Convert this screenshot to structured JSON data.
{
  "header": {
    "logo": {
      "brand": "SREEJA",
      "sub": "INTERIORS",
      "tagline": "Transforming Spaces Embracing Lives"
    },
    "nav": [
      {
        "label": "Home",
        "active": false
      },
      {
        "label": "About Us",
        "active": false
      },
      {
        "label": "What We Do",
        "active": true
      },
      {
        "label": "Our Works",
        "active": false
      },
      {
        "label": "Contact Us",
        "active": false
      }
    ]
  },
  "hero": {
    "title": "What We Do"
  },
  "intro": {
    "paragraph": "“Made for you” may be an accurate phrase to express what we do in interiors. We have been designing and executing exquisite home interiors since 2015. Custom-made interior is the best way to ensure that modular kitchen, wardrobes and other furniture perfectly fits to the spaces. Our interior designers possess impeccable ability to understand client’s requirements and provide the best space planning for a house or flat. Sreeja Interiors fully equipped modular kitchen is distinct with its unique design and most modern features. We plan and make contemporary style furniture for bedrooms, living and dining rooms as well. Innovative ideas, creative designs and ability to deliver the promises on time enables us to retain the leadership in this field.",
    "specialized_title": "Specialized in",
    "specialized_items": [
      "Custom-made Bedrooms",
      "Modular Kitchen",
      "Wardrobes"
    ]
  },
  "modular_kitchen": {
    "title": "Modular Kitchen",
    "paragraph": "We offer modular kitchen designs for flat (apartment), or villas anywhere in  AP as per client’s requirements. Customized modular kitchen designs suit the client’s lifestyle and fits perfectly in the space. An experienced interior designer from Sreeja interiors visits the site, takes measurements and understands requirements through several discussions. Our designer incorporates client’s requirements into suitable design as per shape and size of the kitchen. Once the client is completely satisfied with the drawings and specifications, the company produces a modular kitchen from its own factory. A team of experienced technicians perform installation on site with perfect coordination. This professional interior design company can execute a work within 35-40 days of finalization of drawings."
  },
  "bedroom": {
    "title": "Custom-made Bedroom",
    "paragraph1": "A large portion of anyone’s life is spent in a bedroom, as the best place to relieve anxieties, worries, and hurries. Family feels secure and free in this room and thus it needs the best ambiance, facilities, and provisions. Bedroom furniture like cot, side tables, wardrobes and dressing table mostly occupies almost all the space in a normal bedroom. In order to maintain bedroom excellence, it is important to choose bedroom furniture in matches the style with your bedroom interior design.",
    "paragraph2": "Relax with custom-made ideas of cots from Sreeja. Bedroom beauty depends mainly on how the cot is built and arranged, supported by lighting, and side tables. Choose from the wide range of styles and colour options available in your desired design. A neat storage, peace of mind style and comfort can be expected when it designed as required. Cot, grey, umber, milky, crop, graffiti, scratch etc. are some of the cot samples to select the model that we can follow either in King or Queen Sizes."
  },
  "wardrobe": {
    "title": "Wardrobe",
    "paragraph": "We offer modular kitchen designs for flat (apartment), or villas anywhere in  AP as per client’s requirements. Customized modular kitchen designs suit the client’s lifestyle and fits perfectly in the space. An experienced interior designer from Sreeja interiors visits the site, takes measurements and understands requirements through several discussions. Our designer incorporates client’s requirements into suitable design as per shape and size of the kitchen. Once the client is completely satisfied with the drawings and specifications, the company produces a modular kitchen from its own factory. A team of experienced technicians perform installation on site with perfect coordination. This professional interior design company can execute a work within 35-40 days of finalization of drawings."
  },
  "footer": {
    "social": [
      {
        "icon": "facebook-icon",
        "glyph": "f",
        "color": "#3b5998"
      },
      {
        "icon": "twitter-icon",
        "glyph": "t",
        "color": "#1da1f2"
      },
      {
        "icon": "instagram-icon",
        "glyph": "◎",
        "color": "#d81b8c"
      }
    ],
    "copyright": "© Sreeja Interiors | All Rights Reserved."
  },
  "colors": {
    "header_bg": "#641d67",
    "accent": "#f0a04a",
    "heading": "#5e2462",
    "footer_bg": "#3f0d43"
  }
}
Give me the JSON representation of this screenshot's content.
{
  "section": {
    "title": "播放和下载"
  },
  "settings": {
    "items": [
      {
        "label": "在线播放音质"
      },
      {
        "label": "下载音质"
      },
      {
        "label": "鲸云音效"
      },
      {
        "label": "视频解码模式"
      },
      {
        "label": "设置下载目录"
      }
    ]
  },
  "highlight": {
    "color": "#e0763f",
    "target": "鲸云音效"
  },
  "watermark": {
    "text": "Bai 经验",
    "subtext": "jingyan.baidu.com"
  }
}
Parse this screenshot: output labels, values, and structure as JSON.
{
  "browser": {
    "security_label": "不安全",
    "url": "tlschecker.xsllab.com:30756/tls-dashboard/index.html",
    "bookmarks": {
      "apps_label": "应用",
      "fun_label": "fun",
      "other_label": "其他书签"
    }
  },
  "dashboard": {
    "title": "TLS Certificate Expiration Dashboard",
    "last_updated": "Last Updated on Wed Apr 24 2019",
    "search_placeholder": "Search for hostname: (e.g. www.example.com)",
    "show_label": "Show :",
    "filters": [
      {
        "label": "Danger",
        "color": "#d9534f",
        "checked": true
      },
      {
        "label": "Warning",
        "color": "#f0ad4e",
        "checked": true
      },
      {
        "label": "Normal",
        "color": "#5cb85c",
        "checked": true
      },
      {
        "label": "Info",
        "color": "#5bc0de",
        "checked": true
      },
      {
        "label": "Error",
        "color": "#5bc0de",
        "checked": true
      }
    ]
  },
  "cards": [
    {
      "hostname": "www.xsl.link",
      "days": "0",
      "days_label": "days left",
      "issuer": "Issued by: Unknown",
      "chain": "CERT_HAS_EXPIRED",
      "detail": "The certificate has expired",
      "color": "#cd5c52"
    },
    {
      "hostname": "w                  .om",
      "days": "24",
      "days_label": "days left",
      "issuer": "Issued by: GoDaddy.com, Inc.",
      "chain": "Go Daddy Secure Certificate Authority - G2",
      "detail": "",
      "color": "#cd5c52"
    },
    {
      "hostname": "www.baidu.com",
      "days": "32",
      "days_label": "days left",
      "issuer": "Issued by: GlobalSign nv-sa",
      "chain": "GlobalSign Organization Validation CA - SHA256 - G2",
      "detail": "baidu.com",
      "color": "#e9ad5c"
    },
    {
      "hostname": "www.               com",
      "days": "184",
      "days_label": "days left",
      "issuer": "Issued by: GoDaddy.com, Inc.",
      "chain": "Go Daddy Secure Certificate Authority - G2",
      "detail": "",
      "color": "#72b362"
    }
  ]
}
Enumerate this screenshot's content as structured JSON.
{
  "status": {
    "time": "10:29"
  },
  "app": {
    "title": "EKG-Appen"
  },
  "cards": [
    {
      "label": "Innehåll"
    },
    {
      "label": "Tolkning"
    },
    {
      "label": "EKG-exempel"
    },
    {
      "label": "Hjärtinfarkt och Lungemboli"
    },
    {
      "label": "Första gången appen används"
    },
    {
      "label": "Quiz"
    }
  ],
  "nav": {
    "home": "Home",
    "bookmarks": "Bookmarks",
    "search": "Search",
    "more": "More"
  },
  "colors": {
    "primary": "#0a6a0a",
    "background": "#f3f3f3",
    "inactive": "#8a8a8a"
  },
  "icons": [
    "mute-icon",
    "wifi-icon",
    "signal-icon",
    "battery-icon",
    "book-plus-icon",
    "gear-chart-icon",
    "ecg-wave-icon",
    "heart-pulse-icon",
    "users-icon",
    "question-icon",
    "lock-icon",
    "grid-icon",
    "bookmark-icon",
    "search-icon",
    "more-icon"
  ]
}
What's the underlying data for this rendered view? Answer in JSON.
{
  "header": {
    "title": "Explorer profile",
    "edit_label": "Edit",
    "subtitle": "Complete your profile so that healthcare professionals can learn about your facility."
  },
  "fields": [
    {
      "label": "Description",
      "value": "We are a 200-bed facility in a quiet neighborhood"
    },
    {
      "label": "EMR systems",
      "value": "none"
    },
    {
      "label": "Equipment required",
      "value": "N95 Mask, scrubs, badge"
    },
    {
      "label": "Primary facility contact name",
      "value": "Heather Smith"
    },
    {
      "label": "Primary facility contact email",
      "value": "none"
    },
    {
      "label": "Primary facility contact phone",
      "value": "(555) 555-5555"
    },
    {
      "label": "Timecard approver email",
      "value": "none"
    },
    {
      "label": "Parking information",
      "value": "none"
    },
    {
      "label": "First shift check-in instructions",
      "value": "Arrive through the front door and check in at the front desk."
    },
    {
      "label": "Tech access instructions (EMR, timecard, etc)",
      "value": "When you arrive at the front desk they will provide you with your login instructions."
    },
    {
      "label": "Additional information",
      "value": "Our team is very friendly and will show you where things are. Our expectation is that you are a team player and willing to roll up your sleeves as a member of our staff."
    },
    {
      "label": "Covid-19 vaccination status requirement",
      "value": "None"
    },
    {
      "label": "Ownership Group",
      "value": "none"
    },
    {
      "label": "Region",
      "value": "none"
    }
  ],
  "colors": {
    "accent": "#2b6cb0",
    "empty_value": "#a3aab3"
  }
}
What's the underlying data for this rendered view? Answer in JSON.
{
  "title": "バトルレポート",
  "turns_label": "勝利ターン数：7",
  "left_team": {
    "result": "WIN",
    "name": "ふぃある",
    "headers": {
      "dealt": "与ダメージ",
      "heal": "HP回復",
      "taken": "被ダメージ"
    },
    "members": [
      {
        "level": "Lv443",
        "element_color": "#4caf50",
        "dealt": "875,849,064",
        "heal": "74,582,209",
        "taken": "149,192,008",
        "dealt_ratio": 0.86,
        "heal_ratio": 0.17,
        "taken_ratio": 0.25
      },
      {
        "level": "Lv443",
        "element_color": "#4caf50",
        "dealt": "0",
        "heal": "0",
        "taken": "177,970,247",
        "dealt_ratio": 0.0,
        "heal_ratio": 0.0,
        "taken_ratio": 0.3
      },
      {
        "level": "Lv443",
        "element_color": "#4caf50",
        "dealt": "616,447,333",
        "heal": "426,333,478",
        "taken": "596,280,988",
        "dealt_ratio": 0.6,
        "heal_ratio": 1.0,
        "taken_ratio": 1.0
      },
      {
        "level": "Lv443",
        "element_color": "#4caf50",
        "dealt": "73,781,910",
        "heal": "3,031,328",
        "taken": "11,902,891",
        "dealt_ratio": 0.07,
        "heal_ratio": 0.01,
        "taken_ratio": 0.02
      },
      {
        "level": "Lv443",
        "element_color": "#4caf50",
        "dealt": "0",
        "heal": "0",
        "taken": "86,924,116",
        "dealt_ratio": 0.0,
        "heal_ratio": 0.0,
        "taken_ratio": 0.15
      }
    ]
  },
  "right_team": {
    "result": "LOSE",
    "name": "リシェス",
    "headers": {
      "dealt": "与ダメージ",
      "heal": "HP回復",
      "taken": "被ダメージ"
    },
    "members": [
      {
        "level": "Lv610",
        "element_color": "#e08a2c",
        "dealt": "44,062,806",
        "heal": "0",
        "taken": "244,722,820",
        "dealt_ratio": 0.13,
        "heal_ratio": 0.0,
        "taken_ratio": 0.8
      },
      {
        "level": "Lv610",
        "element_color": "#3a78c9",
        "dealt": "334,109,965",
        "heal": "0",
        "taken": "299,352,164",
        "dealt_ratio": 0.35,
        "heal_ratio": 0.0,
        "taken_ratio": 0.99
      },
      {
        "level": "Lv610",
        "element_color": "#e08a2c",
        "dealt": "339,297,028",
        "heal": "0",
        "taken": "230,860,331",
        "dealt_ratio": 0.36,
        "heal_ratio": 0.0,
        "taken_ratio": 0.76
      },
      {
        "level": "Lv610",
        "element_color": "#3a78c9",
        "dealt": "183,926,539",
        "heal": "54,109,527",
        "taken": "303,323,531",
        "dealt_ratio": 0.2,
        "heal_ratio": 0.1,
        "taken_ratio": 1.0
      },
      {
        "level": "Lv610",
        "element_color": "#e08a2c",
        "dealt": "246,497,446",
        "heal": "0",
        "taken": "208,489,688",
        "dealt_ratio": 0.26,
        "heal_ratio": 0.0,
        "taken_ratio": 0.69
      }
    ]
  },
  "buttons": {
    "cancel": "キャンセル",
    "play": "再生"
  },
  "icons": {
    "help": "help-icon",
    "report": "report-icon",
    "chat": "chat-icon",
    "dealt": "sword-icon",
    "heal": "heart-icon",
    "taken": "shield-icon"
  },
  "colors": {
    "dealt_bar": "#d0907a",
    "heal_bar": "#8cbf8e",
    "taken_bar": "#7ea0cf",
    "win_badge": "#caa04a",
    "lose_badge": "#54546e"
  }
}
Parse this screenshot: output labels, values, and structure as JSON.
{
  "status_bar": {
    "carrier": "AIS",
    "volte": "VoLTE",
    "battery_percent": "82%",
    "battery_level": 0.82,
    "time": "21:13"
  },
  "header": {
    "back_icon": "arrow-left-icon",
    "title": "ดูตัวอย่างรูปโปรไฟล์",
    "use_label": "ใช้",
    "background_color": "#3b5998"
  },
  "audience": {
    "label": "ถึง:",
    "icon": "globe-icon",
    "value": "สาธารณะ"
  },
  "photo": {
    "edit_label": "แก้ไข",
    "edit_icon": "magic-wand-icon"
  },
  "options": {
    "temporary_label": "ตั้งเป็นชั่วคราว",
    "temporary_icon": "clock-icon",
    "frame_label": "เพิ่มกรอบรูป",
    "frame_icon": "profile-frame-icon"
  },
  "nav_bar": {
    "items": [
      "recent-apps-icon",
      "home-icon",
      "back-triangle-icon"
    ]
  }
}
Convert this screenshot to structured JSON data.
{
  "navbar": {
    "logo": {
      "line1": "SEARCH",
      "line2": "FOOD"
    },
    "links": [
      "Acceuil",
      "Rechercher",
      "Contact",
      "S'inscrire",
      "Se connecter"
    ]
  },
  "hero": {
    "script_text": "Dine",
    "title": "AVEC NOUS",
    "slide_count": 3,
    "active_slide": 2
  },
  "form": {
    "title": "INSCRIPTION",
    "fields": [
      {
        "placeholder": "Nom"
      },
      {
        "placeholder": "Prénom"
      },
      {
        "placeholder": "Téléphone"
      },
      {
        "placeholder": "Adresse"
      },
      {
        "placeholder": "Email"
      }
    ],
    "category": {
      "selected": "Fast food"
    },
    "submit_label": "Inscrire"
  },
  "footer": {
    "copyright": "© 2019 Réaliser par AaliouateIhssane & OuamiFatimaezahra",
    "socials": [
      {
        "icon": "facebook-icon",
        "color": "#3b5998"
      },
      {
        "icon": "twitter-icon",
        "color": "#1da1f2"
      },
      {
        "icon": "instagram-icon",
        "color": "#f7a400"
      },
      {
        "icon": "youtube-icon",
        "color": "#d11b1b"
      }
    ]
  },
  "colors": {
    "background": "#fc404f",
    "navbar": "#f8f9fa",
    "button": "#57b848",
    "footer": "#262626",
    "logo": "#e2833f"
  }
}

Your goal. Gather all lines from the listing above in which "facility" occurs.

Response to this exercise.
    "subtitle": "Complete your profile so that healthcare professionals can learn about your facility."
      "value": "We are a 200-bed facility in a quiet neighborhood"
      "label": "Primary facility contact name",
      "label": "Primary facility contact email",
      "label": "Primary facility contact phone",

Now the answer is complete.